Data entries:

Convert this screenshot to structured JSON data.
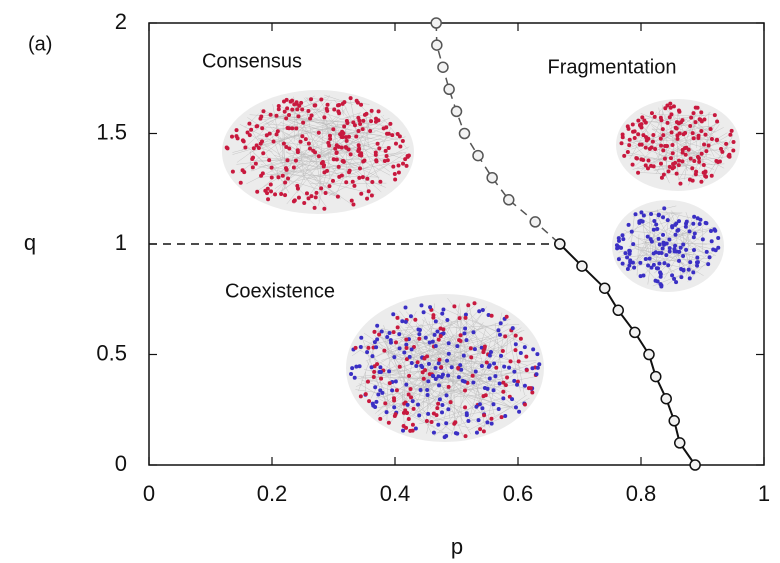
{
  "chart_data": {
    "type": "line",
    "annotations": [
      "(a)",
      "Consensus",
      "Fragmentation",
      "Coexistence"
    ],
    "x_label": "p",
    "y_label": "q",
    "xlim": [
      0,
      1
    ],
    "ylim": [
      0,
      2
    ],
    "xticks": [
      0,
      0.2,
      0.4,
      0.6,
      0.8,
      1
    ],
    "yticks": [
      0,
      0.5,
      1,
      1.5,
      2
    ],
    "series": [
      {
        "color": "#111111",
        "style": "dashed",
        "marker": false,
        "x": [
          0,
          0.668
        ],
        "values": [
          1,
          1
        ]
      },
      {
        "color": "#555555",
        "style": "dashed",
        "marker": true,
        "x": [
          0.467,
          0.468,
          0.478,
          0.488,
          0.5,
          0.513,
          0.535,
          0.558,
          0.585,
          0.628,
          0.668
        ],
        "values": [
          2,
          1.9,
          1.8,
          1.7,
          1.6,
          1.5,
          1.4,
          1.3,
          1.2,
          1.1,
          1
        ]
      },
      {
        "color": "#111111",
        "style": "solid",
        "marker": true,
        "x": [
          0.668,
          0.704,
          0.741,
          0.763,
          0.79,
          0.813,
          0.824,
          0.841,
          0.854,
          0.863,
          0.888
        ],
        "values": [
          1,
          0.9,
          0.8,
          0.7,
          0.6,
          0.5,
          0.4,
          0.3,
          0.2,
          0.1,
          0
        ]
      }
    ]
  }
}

...

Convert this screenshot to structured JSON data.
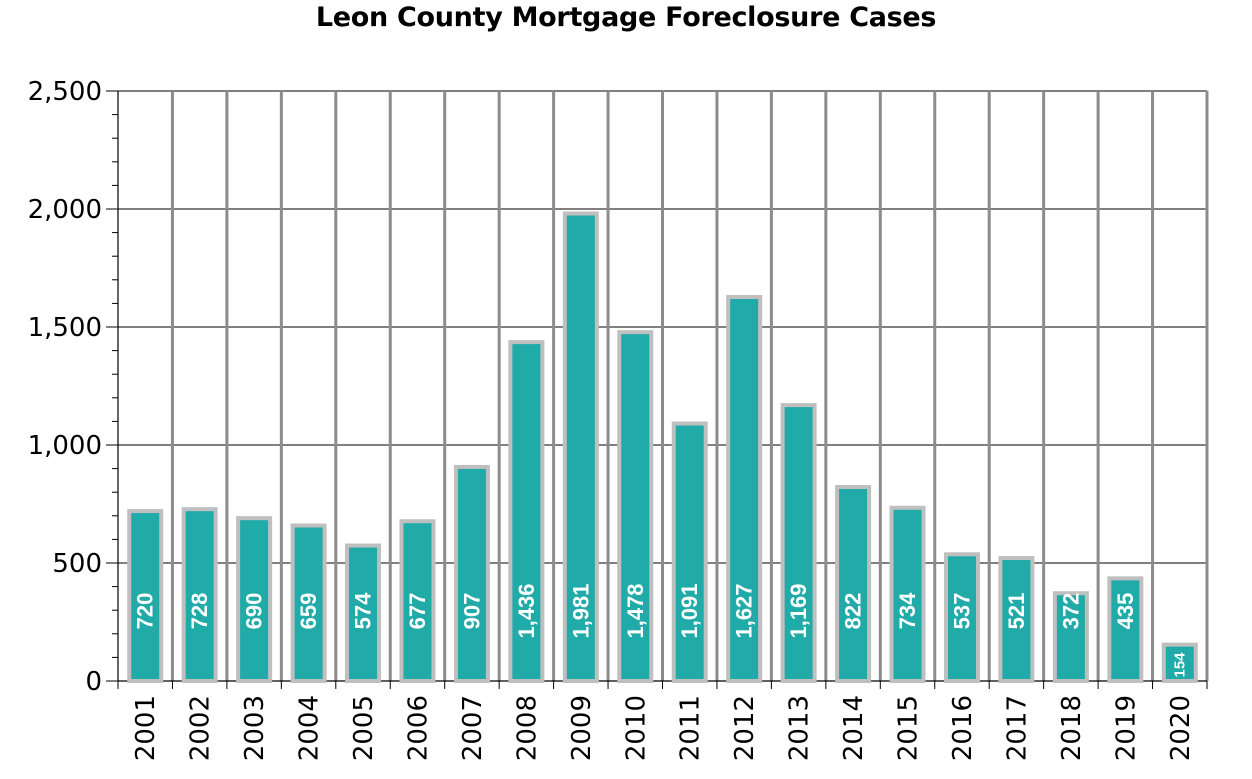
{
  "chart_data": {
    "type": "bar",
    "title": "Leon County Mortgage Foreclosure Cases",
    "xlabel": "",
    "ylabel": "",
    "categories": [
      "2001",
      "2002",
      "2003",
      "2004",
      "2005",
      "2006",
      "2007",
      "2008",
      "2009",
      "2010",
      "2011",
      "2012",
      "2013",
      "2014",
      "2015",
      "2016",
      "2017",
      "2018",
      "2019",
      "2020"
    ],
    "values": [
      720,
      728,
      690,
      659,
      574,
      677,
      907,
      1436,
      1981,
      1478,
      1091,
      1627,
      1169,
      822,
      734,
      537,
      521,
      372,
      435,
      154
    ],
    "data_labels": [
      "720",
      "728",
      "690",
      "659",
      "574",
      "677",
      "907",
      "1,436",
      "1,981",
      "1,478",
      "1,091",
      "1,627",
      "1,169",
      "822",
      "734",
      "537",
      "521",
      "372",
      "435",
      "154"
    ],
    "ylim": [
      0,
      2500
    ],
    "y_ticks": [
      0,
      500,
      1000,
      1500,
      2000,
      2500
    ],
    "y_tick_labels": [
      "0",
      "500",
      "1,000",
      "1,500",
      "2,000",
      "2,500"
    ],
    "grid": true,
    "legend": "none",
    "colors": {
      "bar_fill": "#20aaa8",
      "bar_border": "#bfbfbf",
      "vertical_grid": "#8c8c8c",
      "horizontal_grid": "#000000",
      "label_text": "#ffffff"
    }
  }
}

==

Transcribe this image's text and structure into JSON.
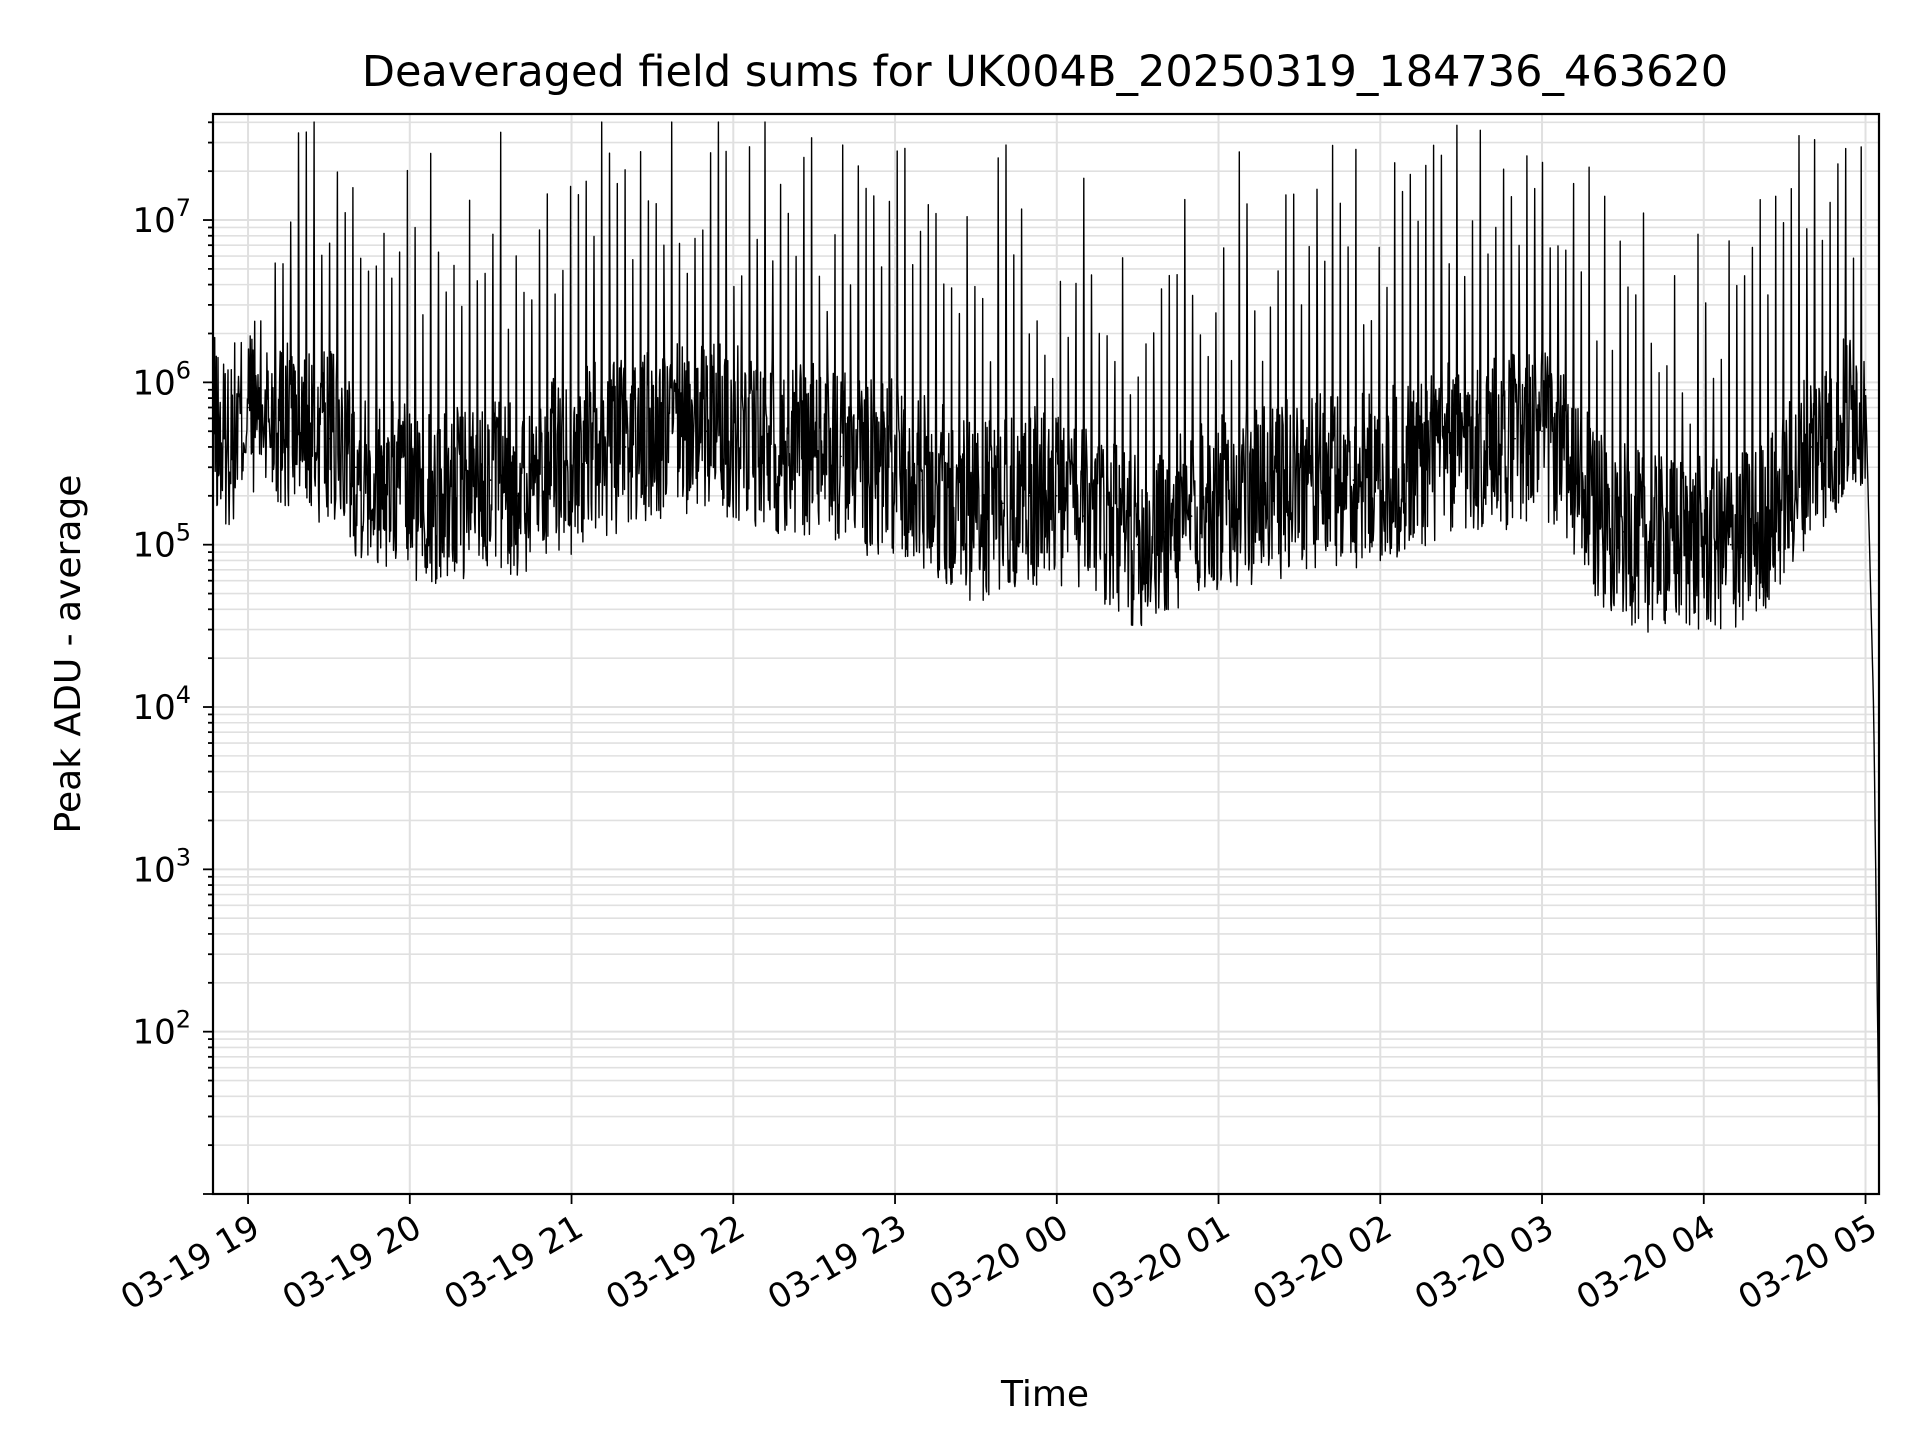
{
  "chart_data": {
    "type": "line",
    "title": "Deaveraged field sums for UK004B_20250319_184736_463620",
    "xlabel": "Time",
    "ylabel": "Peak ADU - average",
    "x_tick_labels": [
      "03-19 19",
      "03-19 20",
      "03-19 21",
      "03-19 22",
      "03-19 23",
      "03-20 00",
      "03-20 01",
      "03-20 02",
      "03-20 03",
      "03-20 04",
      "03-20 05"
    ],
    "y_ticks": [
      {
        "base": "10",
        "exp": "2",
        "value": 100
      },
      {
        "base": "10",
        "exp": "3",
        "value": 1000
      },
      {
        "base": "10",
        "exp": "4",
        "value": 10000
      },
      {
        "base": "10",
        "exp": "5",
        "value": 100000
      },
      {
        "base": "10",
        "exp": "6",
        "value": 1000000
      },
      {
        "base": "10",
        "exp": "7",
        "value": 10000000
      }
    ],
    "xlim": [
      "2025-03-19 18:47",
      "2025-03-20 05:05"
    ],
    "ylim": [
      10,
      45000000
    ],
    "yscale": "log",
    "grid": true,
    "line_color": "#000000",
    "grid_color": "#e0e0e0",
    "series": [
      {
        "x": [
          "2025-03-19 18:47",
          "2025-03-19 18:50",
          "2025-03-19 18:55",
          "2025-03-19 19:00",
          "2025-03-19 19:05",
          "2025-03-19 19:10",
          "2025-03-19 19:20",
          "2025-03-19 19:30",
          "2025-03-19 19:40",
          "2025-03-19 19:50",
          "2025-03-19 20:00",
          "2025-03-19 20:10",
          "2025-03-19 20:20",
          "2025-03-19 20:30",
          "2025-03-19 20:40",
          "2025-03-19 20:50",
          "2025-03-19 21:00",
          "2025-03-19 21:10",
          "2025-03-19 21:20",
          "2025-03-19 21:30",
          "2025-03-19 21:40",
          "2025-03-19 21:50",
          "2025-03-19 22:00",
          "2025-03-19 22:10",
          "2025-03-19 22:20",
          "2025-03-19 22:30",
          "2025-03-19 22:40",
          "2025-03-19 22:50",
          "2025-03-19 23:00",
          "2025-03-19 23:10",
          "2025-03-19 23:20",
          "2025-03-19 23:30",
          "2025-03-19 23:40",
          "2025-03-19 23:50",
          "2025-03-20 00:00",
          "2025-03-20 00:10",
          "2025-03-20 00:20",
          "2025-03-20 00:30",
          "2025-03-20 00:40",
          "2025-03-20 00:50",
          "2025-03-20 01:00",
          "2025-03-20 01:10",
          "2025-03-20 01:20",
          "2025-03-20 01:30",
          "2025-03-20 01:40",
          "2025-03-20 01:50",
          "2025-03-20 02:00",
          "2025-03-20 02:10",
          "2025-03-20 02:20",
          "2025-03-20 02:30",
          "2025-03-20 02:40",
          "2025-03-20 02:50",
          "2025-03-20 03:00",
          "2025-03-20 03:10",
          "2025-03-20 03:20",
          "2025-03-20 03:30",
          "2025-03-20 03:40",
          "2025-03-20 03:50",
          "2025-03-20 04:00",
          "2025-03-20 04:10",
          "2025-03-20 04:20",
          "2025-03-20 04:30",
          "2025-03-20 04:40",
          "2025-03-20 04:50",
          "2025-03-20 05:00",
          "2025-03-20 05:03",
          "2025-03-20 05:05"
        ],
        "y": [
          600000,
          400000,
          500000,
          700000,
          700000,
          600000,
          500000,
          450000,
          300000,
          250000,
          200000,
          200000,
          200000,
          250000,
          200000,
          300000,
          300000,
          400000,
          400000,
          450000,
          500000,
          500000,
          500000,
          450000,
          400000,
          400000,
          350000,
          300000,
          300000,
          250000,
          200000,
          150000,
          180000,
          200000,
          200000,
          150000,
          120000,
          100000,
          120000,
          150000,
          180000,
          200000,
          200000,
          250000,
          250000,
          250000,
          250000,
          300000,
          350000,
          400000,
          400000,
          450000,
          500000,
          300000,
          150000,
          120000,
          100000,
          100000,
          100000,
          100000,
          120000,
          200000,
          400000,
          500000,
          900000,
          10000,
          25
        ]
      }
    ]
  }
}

> _WHAT IS EXPECTED_: Copy each line in the data that holds the word "title".

> _ANSWER TO THE PROBLEM_:
    "title": "Leon County Mortgage Foreclosure Cases",
    "title": "Deaveraged field sums for UK004B_20250319_184736_463620",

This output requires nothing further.